⟨

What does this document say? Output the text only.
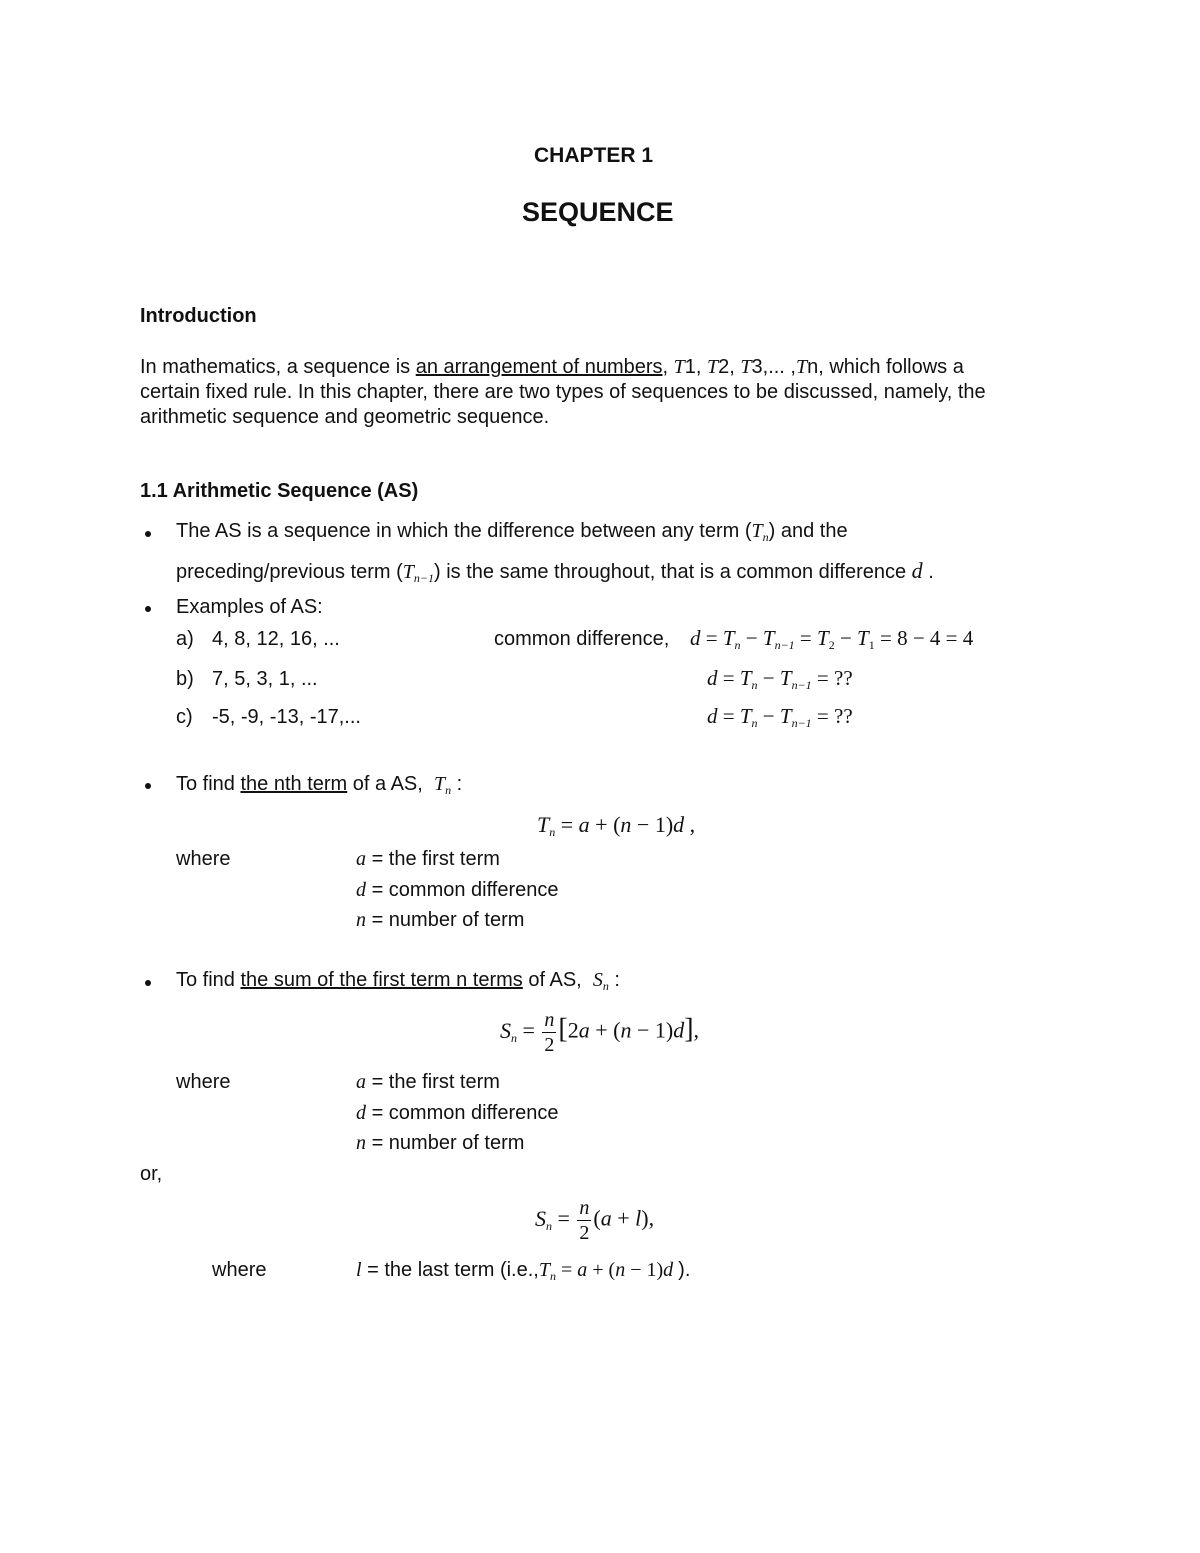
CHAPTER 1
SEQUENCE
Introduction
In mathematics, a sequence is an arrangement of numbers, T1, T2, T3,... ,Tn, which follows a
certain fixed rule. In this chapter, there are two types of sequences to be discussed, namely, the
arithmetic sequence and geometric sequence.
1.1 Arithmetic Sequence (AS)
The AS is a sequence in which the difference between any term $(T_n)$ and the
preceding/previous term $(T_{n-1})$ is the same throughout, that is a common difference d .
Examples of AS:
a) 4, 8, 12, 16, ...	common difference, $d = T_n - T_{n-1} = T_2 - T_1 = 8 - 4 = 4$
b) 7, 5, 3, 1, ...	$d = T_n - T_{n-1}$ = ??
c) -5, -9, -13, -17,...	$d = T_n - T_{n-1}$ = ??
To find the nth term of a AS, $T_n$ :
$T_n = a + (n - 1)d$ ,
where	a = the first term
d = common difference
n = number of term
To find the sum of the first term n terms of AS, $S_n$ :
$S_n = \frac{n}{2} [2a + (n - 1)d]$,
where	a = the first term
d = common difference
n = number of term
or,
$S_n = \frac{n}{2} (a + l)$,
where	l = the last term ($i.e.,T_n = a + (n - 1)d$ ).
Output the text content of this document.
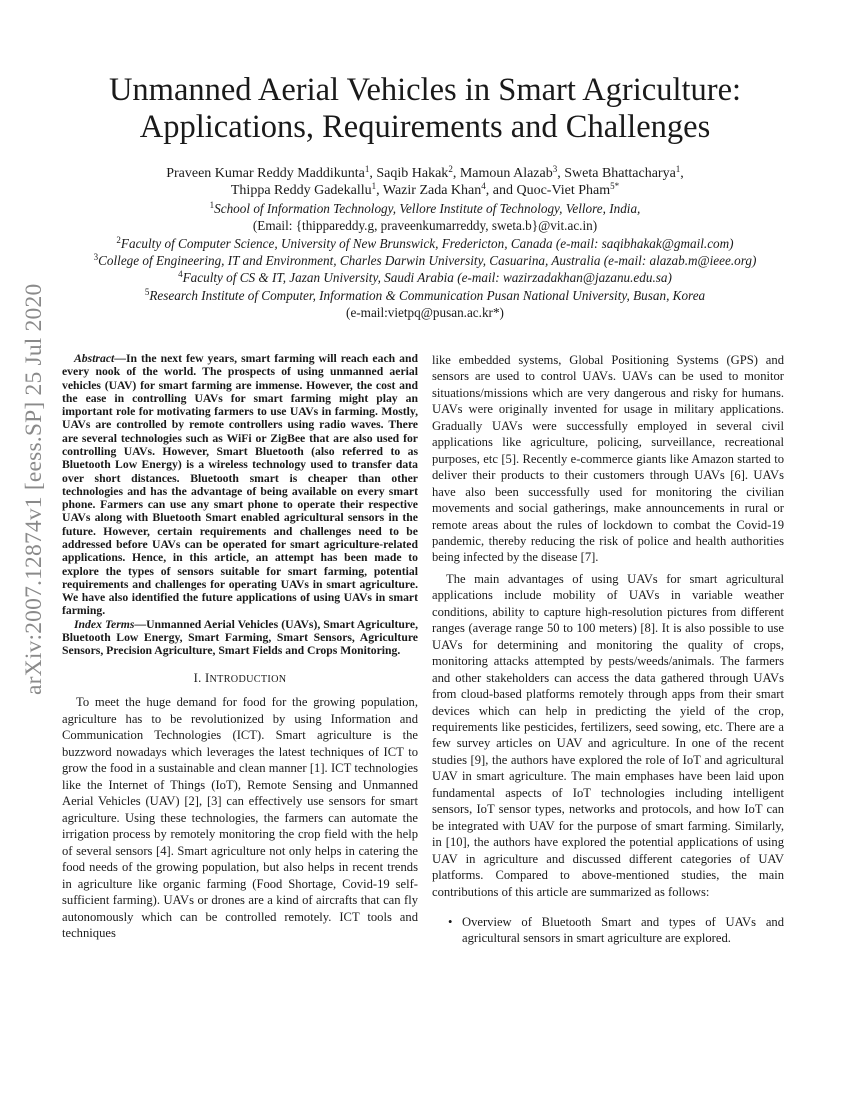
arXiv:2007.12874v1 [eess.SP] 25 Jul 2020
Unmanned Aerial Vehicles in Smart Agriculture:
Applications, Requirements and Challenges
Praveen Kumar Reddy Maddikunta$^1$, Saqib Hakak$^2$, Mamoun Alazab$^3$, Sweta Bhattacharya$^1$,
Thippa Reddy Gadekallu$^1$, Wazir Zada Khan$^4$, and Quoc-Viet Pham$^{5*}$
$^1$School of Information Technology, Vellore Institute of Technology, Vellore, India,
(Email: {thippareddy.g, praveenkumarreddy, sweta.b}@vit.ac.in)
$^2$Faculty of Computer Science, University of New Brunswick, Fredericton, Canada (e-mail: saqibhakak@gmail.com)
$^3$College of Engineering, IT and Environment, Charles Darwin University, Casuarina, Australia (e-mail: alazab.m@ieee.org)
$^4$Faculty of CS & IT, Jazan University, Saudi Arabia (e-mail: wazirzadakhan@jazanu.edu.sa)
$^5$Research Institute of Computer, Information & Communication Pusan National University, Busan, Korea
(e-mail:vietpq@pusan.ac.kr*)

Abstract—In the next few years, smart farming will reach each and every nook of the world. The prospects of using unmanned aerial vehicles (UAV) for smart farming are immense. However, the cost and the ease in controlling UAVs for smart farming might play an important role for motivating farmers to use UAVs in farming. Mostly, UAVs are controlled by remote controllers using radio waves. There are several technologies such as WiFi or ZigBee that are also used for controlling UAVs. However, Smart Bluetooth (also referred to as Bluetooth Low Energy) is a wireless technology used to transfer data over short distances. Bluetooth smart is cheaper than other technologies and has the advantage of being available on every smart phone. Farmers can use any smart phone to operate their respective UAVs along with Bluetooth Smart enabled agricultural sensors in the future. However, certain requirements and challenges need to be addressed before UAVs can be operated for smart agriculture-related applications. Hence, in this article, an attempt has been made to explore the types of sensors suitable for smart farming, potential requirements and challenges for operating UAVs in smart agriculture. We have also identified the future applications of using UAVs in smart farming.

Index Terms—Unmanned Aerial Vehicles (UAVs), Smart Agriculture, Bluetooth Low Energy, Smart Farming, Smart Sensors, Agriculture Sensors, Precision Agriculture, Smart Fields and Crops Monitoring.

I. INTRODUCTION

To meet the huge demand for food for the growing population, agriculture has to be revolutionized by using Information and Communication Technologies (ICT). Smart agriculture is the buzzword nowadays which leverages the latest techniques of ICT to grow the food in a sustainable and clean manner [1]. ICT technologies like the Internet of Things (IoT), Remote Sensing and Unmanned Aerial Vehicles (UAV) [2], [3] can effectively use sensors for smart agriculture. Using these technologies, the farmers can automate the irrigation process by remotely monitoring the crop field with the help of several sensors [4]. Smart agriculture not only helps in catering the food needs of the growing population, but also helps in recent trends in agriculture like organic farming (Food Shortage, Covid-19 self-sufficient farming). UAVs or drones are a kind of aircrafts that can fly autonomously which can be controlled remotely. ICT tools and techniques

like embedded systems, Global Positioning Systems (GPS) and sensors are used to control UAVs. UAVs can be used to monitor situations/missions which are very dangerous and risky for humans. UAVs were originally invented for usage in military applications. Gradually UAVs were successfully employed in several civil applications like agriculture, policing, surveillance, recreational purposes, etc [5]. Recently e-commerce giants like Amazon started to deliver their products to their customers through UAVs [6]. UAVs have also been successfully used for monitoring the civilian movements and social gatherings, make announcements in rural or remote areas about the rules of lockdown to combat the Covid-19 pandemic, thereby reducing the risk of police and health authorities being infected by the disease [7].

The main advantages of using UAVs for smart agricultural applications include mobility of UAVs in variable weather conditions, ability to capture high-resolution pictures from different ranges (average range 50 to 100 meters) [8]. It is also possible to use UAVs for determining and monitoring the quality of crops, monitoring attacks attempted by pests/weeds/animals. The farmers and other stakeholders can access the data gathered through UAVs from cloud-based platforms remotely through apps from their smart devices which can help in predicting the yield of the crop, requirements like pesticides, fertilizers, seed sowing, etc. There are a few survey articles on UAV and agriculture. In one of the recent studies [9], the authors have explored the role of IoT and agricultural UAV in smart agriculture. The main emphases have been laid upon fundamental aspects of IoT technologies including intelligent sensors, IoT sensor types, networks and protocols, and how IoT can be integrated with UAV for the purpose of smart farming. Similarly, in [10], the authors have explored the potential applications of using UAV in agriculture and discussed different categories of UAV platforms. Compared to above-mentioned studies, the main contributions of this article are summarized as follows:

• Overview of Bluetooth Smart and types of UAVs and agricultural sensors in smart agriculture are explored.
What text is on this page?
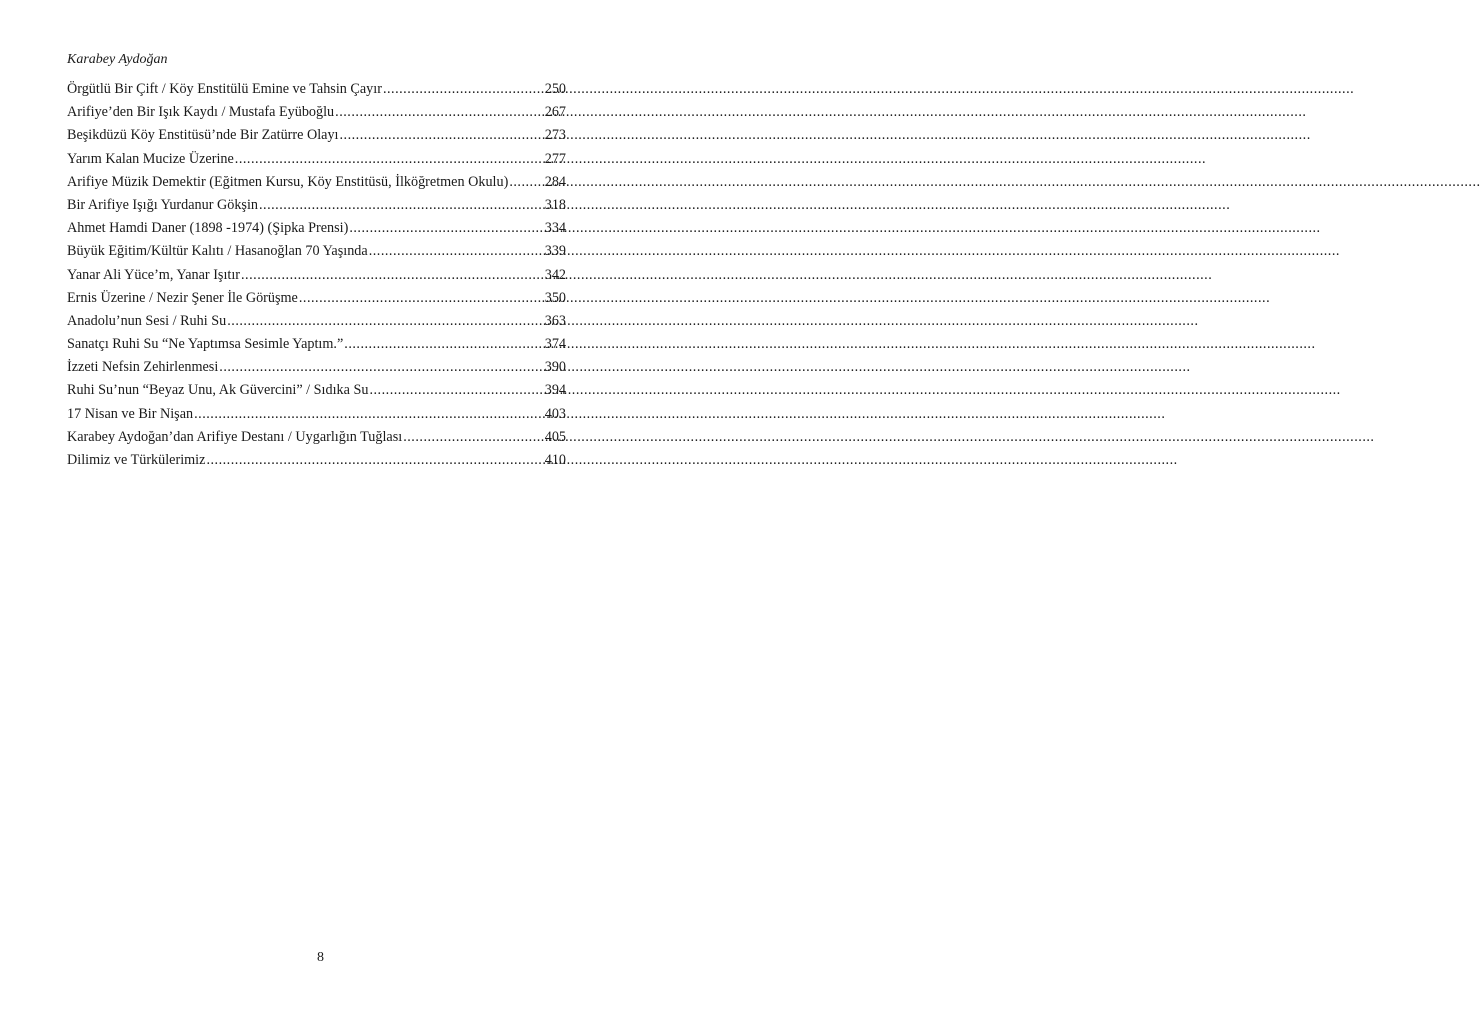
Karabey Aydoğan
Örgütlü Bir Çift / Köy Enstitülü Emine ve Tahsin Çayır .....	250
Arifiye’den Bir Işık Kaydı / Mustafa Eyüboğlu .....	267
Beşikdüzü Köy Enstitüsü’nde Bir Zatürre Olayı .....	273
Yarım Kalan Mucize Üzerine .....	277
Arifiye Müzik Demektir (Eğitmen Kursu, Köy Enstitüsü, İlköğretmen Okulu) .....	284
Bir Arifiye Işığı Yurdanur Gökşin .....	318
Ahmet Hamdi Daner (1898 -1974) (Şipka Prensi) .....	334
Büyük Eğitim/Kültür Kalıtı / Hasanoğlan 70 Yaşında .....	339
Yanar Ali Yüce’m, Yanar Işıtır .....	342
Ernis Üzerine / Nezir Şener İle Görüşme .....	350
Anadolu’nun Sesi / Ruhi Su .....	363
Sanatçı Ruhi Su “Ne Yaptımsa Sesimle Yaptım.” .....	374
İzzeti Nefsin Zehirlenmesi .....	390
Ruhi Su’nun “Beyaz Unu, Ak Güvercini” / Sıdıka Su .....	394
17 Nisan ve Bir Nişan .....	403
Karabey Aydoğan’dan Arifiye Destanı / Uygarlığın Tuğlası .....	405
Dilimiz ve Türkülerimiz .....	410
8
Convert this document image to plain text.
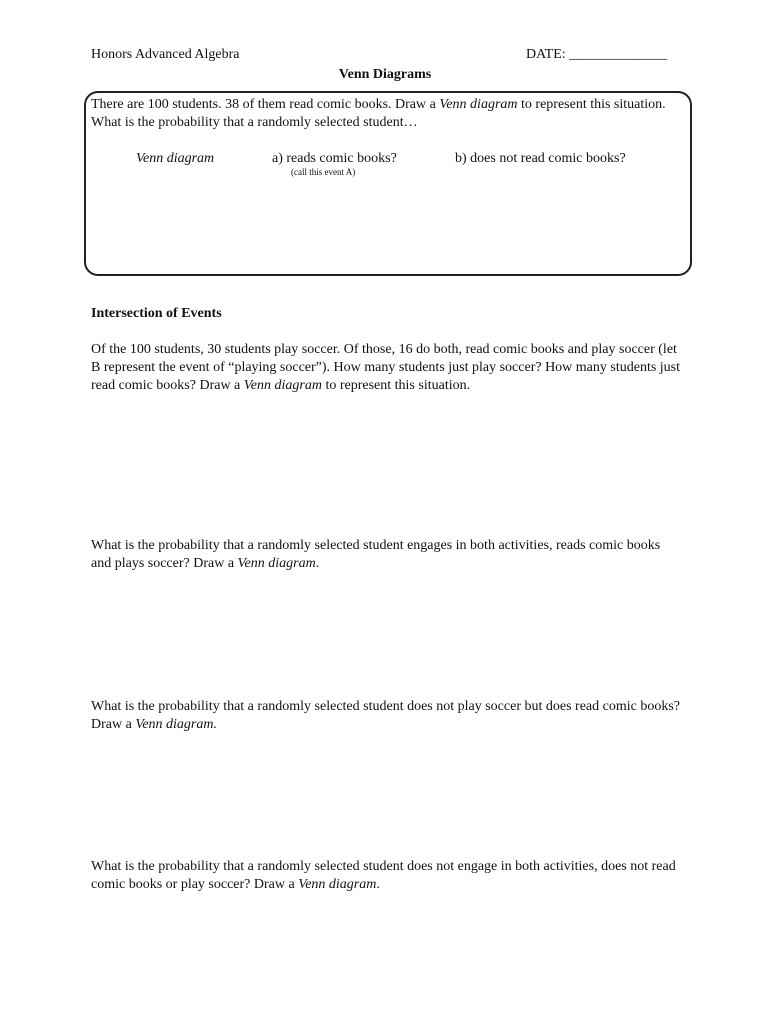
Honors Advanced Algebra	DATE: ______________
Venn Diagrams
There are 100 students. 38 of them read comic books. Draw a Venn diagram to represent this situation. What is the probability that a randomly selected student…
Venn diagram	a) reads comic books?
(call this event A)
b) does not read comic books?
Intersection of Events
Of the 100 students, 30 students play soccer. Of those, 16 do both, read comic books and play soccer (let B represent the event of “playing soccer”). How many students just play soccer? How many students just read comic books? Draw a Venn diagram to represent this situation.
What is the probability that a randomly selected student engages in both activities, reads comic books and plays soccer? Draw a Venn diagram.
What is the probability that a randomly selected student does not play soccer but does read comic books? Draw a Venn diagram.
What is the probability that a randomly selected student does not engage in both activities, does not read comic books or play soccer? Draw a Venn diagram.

⟩

*STATED TASK*: Copy every line from the entries that contains the word "Enstitüsü".

*RESULT*:
Beşikdüzü Köy Enstitüsü’nde Bir Zatürre Olayı .....	273
Arifiye Müzik Demektir (Eğitmen Kursu, Köy Enstitüsü, İlköğretmen Okulu) .....	284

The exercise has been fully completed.